===== RECORD LIST =====

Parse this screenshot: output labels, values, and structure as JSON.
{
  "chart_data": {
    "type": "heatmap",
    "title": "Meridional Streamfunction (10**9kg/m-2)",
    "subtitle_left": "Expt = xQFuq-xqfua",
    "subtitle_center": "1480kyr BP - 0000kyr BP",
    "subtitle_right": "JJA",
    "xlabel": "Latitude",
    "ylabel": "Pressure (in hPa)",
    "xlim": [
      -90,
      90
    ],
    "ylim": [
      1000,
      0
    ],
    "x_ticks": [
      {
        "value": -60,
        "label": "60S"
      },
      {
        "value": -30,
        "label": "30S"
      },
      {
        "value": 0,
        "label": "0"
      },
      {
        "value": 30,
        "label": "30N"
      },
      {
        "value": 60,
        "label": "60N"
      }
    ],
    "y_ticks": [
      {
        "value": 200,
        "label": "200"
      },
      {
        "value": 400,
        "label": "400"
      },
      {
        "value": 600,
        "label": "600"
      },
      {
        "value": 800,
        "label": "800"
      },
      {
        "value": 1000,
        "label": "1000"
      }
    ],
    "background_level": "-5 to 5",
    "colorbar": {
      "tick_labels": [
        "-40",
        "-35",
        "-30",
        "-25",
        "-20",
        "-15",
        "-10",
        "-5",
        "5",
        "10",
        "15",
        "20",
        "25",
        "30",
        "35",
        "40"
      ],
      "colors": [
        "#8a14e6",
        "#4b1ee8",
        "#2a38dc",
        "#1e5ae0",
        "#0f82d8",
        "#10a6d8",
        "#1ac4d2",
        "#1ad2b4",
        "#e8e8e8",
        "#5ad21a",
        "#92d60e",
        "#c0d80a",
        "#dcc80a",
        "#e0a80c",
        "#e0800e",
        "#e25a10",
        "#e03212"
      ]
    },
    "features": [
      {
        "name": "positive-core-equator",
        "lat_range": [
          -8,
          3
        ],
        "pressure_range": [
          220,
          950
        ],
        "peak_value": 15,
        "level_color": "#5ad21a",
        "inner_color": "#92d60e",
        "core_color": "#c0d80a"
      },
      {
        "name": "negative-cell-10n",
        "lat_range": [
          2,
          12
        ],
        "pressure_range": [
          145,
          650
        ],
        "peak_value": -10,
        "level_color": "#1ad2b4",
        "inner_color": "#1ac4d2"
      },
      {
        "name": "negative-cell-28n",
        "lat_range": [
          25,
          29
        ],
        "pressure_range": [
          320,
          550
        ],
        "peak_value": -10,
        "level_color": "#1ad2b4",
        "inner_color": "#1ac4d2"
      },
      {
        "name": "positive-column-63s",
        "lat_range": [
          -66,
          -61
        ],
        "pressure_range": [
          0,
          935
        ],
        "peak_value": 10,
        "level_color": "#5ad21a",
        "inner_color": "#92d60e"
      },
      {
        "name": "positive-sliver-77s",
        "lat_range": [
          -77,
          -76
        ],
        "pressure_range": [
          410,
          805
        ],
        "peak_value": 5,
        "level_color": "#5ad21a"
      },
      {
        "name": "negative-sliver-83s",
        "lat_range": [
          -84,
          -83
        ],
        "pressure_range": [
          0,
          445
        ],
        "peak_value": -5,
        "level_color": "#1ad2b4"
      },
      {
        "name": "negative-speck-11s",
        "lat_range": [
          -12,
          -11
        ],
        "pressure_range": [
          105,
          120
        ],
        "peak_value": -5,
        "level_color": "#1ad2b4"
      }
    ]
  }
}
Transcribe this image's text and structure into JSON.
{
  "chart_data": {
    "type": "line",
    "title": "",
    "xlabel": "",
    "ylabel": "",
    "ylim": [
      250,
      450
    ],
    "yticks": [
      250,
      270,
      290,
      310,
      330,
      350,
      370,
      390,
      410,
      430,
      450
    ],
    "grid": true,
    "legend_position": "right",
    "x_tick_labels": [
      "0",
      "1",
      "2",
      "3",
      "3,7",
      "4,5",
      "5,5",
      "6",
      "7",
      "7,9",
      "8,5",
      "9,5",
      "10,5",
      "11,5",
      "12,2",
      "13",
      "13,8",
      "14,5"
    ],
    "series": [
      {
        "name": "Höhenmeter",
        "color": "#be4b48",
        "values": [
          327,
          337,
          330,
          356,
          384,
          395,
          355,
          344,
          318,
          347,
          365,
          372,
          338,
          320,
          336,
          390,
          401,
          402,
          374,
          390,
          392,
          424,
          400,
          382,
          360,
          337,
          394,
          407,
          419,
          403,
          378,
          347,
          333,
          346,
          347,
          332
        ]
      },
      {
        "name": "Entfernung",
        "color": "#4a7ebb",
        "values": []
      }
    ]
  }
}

=====

WHAT YOU NEED TO DO = Search the entries for the string "name" and collect each line that has it.

RESULT BELOW =
        "name": "positive-core-equator",
        "name": "negative-cell-10n",
        "name": "negative-cell-28n",
        "name": "positive-column-63s",
        "name": "positive-sliver-77s",
        "name": "negative-sliver-83s",
        "name": "negative-speck-11s",
        "name": "Höhenmeter",
        "name": "Entfernung",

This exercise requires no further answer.